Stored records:
********************

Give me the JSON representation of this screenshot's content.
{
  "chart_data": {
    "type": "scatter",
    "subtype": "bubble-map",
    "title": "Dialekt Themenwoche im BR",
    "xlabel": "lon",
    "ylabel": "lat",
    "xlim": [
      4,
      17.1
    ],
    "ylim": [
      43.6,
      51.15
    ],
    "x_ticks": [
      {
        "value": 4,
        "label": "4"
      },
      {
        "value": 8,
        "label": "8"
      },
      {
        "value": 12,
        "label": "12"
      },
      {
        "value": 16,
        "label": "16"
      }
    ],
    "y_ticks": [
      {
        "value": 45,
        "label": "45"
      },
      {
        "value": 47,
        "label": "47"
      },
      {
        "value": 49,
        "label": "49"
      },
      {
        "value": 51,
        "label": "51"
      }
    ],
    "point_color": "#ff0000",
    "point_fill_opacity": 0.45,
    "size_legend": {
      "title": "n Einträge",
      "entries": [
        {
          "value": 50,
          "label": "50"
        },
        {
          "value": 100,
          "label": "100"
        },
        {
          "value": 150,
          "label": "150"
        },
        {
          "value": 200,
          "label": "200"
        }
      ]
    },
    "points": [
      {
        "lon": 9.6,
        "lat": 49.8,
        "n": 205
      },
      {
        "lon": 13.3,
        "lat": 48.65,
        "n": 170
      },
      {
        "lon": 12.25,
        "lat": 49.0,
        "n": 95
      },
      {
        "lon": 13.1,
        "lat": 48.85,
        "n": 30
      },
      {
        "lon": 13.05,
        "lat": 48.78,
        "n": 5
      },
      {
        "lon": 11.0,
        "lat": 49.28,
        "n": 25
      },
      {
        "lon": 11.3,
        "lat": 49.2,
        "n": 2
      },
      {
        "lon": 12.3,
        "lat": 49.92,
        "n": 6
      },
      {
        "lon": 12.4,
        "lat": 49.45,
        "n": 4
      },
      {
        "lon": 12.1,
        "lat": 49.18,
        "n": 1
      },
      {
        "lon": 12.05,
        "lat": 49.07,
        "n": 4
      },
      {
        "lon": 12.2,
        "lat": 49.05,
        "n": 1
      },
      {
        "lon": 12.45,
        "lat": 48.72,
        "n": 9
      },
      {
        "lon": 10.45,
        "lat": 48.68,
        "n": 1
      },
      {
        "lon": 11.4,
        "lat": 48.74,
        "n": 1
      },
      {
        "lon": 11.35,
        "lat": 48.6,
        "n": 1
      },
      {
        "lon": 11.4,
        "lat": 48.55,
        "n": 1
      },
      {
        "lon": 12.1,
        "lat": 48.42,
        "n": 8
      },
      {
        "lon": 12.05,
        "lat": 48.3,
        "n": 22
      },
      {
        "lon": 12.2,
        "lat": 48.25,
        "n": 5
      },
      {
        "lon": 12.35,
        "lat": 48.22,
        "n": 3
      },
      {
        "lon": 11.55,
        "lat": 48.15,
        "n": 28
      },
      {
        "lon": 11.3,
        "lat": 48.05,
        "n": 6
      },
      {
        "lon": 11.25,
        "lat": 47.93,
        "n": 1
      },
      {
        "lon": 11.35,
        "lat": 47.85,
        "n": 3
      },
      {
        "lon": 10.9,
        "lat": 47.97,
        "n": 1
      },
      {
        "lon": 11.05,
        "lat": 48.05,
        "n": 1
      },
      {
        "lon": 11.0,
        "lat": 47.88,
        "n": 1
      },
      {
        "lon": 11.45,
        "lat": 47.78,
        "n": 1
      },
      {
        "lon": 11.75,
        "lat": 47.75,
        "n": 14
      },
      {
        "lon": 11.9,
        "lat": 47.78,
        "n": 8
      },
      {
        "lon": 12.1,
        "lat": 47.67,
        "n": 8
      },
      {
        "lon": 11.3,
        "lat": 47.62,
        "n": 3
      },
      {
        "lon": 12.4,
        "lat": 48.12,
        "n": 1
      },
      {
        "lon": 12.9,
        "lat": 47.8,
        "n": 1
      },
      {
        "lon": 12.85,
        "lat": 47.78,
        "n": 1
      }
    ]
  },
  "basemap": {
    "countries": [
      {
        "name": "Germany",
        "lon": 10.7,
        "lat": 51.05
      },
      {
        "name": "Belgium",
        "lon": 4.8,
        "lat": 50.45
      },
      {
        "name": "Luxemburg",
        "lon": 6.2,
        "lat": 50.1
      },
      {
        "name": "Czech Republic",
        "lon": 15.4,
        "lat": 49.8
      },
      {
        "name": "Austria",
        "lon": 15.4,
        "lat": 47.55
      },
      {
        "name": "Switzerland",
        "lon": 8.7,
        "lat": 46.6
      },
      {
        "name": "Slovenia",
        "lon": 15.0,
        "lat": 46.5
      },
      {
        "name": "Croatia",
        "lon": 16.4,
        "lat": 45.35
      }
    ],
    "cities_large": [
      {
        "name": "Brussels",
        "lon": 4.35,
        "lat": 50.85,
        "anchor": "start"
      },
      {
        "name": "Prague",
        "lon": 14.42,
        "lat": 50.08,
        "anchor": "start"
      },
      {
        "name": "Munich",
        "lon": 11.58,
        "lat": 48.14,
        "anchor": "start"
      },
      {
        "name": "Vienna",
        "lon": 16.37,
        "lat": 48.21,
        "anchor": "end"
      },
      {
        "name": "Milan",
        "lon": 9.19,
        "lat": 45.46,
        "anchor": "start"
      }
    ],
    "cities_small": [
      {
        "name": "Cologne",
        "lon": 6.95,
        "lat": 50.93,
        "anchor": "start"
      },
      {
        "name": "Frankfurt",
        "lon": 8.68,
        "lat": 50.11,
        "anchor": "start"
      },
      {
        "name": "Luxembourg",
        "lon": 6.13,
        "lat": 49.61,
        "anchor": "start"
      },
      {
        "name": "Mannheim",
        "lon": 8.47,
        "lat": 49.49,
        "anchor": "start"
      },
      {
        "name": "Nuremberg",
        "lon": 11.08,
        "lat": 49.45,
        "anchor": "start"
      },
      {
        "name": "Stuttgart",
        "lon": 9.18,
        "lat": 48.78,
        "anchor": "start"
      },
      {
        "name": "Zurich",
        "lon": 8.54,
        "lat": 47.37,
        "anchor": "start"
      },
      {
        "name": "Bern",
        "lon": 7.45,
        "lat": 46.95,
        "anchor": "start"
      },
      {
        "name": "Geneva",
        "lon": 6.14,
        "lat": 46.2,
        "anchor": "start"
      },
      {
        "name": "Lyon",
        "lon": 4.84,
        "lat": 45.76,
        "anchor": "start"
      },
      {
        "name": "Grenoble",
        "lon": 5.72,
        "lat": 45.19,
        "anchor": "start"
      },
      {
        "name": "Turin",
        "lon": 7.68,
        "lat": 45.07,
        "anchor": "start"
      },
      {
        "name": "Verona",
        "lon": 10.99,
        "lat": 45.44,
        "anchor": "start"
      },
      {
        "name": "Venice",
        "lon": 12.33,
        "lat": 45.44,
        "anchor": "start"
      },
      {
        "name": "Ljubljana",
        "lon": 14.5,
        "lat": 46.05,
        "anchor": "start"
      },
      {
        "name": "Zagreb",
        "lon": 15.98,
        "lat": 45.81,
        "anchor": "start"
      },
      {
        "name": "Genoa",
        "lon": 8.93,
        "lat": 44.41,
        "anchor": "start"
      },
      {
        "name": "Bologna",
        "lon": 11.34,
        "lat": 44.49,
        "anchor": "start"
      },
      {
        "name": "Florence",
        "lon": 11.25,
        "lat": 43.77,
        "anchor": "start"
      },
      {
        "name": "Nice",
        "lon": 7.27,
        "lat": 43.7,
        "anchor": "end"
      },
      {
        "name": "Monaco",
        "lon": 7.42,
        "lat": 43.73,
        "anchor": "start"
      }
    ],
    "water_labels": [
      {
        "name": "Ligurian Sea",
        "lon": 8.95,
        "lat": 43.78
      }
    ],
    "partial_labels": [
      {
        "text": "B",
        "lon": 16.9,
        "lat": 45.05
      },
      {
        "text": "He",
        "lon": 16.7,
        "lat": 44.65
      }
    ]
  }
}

********************

Instructions for the task: In the listing above, how many lines include the word "title"? Answer with the number and nothing more.

Correct result: 2